(Entries with figure data)
::::

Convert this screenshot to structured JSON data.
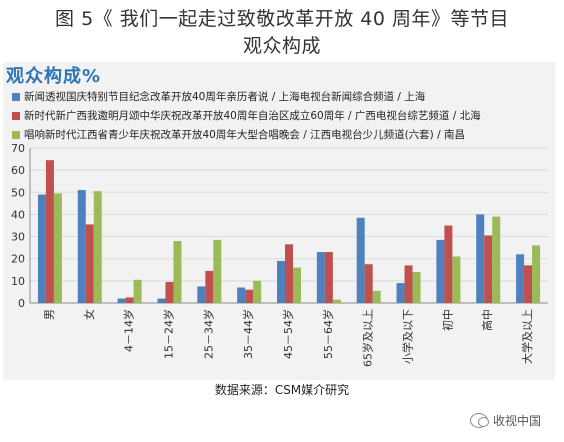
{
  "figure_title_line1": "图 5《 我们一起走过致敬改革开放 40 周年》等节目",
  "figure_title_line2": "观众构成",
  "source": "数据来源：CSM媒介研究",
  "watermark": "收视中国",
  "chart_data": {
    "type": "bar",
    "title": "观众构成%",
    "categories": [
      "男",
      "女",
      "4－14岁",
      "15－24岁",
      "25－34岁",
      "35－44岁",
      "45－54岁",
      "55－64岁",
      "65岁及以上",
      "小学及以下",
      "初中",
      "高中",
      "大学及以上"
    ],
    "series": [
      {
        "name": "新闻透视国庆特别节目纪念改革开放40周年亲历者说 / 上海电视台新闻综合频道 / 上海",
        "color": "#4f81bd",
        "values": [
          49,
          51,
          2,
          2,
          7.5,
          7,
          19,
          23,
          38.5,
          9,
          28.5,
          40,
          22
        ]
      },
      {
        "name": "新时代新广西我邀明月颂中华庆祝改革开放40周年自治区成立60周年 / 广西电视台综艺频道 / 北海",
        "color": "#c0504d",
        "values": [
          64.5,
          35.5,
          2.5,
          9.5,
          14.5,
          6,
          26.5,
          23,
          17.5,
          17,
          35,
          30.5,
          17
        ]
      },
      {
        "name": "唱响新时代江西省青少年庆祝改革开放40周年大型合唱晚会 / 江西电视台少儿频道(六套) / 南昌",
        "color": "#9bbb59",
        "values": [
          49.5,
          50.5,
          10.5,
          28,
          28.5,
          10,
          16,
          1.5,
          5.5,
          14,
          21,
          39,
          26
        ]
      }
    ],
    "ylim": [
      0,
      70
    ],
    "yticks": [
      0,
      10,
      20,
      30,
      40,
      50,
      60,
      70
    ],
    "grid": true,
    "legend_position": "top"
  }
}
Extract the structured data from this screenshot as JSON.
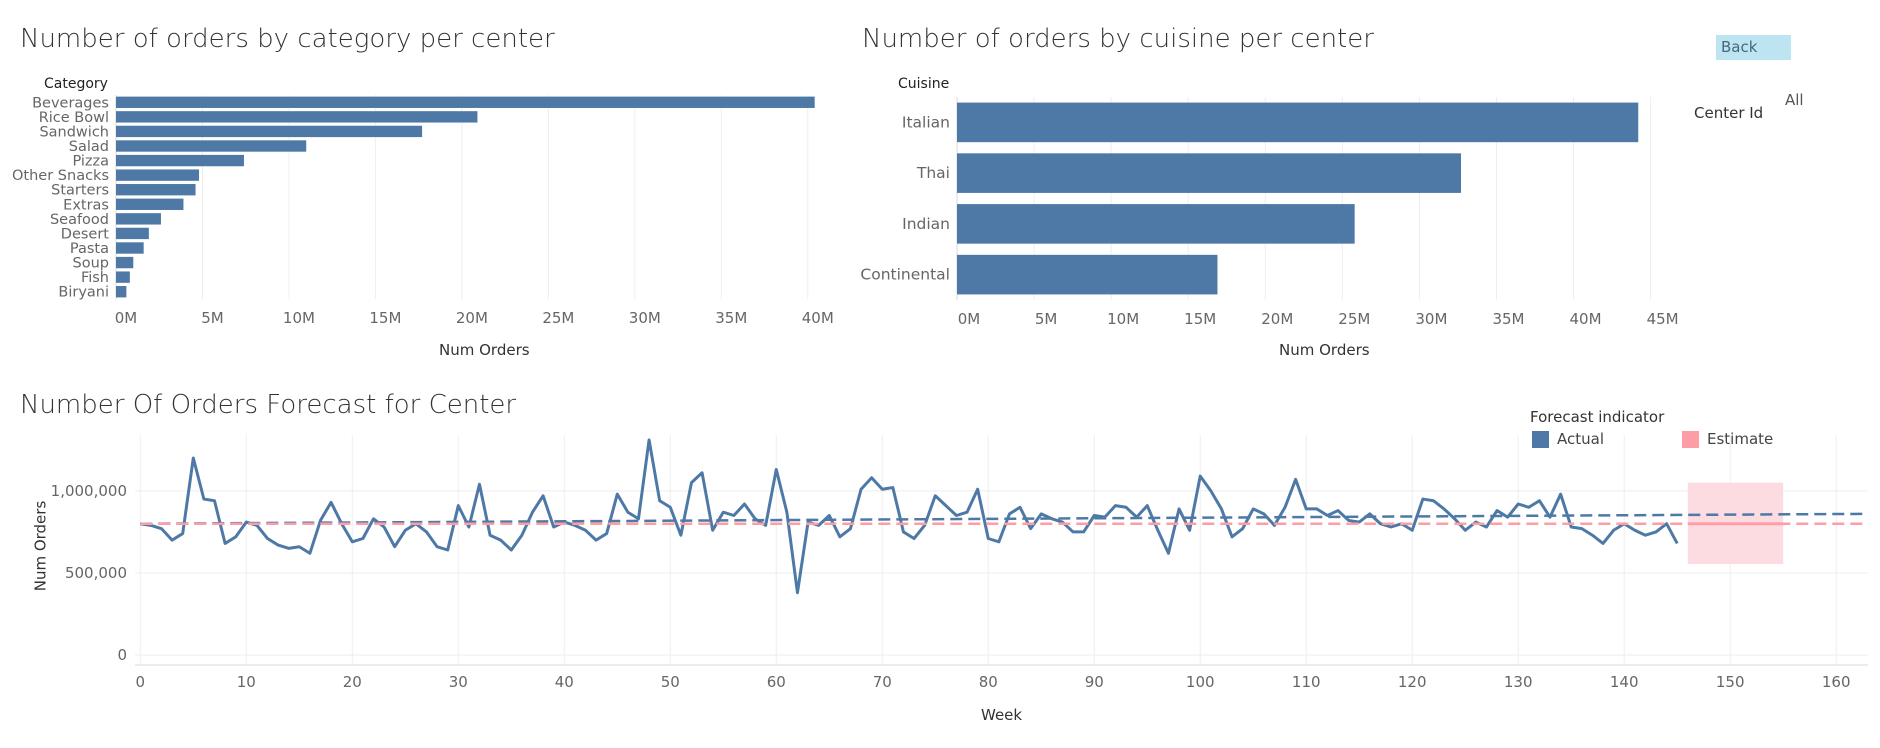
{
  "back_button": "Back",
  "filter": {
    "label": "Center Id",
    "value": "All"
  },
  "colors": {
    "bar": "#4e79a7",
    "actual": "#4e79a7",
    "estimate": "#ff9da7",
    "estimate_band": "#fcdbe1",
    "grid": "#eeeeee"
  },
  "chart_data": [
    {
      "type": "bar",
      "orientation": "horizontal",
      "title": "Number of orders by category per center",
      "category_header": "Category",
      "xlabel": "Num Orders",
      "categories": [
        "Beverages",
        "Rice Bowl",
        "Sandwich",
        "Salad",
        "Pizza",
        "Other Snacks",
        "Starters",
        "Extras",
        "Seafood",
        "Desert",
        "Pasta",
        "Soup",
        "Fish",
        "Biryani"
      ],
      "values": [
        40400000,
        20900000,
        17700000,
        11000000,
        7400000,
        4800000,
        4600000,
        3900000,
        2600000,
        1900000,
        1600000,
        1000000,
        800000,
        600000
      ],
      "xlim": [
        0,
        42500000
      ],
      "ticks": [
        0,
        5000000,
        10000000,
        15000000,
        20000000,
        25000000,
        30000000,
        35000000,
        40000000
      ],
      "tick_labels": [
        "0M",
        "5M",
        "10M",
        "15M",
        "20M",
        "25M",
        "30M",
        "35M",
        "40M"
      ],
      "grid": true
    },
    {
      "type": "bar",
      "orientation": "horizontal",
      "title": "Number of orders by cuisine per center",
      "category_header": "Cuisine",
      "xlabel": "Num Orders",
      "categories": [
        "Italian",
        "Thai",
        "Indian",
        "Continental"
      ],
      "values": [
        44200000,
        32700000,
        25800000,
        16900000
      ],
      "xlim": [
        0,
        46000000
      ],
      "ticks": [
        0,
        5000000,
        10000000,
        15000000,
        20000000,
        25000000,
        30000000,
        35000000,
        40000000,
        45000000
      ],
      "tick_labels": [
        "0M",
        "5M",
        "10M",
        "15M",
        "20M",
        "25M",
        "30M",
        "35M",
        "40M",
        "45M"
      ],
      "grid": true
    },
    {
      "type": "line",
      "title": "Number Of Orders Forecast for Center",
      "xlabel": "Week",
      "ylabel": "Num Orders",
      "xlim": [
        -0.5,
        163
      ],
      "ylim": [
        -60000,
        1340000
      ],
      "xticks": [
        0,
        10,
        20,
        30,
        40,
        50,
        60,
        70,
        80,
        90,
        100,
        110,
        120,
        130,
        140,
        150,
        160
      ],
      "yticks": [
        0,
        500000,
        1000000
      ],
      "ytick_labels": [
        "0",
        "500,000",
        "1,000,000"
      ],
      "grid": true,
      "legend": {
        "title": "Forecast indicator",
        "position": "top-right",
        "entries": [
          "Actual",
          "Estimate"
        ]
      },
      "series": [
        {
          "name": "Actual",
          "x_start": 0,
          "values": [
            800000,
            790000,
            770000,
            700000,
            740000,
            1200000,
            950000,
            940000,
            680000,
            720000,
            810000,
            790000,
            710000,
            670000,
            650000,
            660000,
            620000,
            820000,
            930000,
            800000,
            690000,
            710000,
            830000,
            780000,
            660000,
            760000,
            800000,
            750000,
            660000,
            640000,
            910000,
            780000,
            1040000,
            730000,
            700000,
            640000,
            730000,
            870000,
            970000,
            780000,
            810000,
            790000,
            760000,
            700000,
            740000,
            980000,
            870000,
            830000,
            1310000,
            940000,
            900000,
            730000,
            1050000,
            1110000,
            760000,
            870000,
            850000,
            920000,
            830000,
            790000,
            1130000,
            870000,
            380000,
            810000,
            790000,
            850000,
            720000,
            770000,
            1010000,
            1080000,
            1010000,
            1020000,
            750000,
            710000,
            790000,
            970000,
            910000,
            850000,
            870000,
            1010000,
            710000,
            690000,
            860000,
            900000,
            770000,
            860000,
            830000,
            810000,
            750000,
            750000,
            850000,
            840000,
            910000,
            900000,
            840000,
            910000,
            760000,
            620000,
            890000,
            760000,
            1090000,
            1000000,
            890000,
            720000,
            770000,
            890000,
            860000,
            790000,
            900000,
            1070000,
            890000,
            890000,
            850000,
            880000,
            820000,
            810000,
            860000,
            800000,
            780000,
            800000,
            760000,
            950000,
            940000,
            890000,
            830000,
            760000,
            810000,
            780000,
            880000,
            840000,
            920000,
            900000,
            940000,
            840000,
            980000,
            780000,
            770000,
            730000,
            680000,
            760000,
            800000,
            760000,
            730000,
            750000,
            800000,
            680000
          ]
        },
        {
          "name": "Estimate",
          "x_start": 146,
          "values": [
            800000,
            800000,
            800000,
            800000,
            800000,
            800000,
            800000,
            800000,
            800000,
            800000
          ],
          "band": {
            "x_start": 146,
            "x_end": 155,
            "low": 555000,
            "high": 1050000
          }
        }
      ],
      "trend_lines": [
        {
          "series": "Actual",
          "x": [
            0,
            163
          ],
          "y": [
            800000,
            860000
          ]
        },
        {
          "series": "Estimate",
          "x": [
            0,
            163
          ],
          "y": [
            800000,
            800000
          ]
        }
      ]
    }
  ]
}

::::

WHAT TO WORK ON → In the listing above, find each line with the word "Forecast" and copy it.

ANSWER TO THE TASK →
      "title": "Number Of Orders Forecast for Center",
        "title": "Forecast indicator",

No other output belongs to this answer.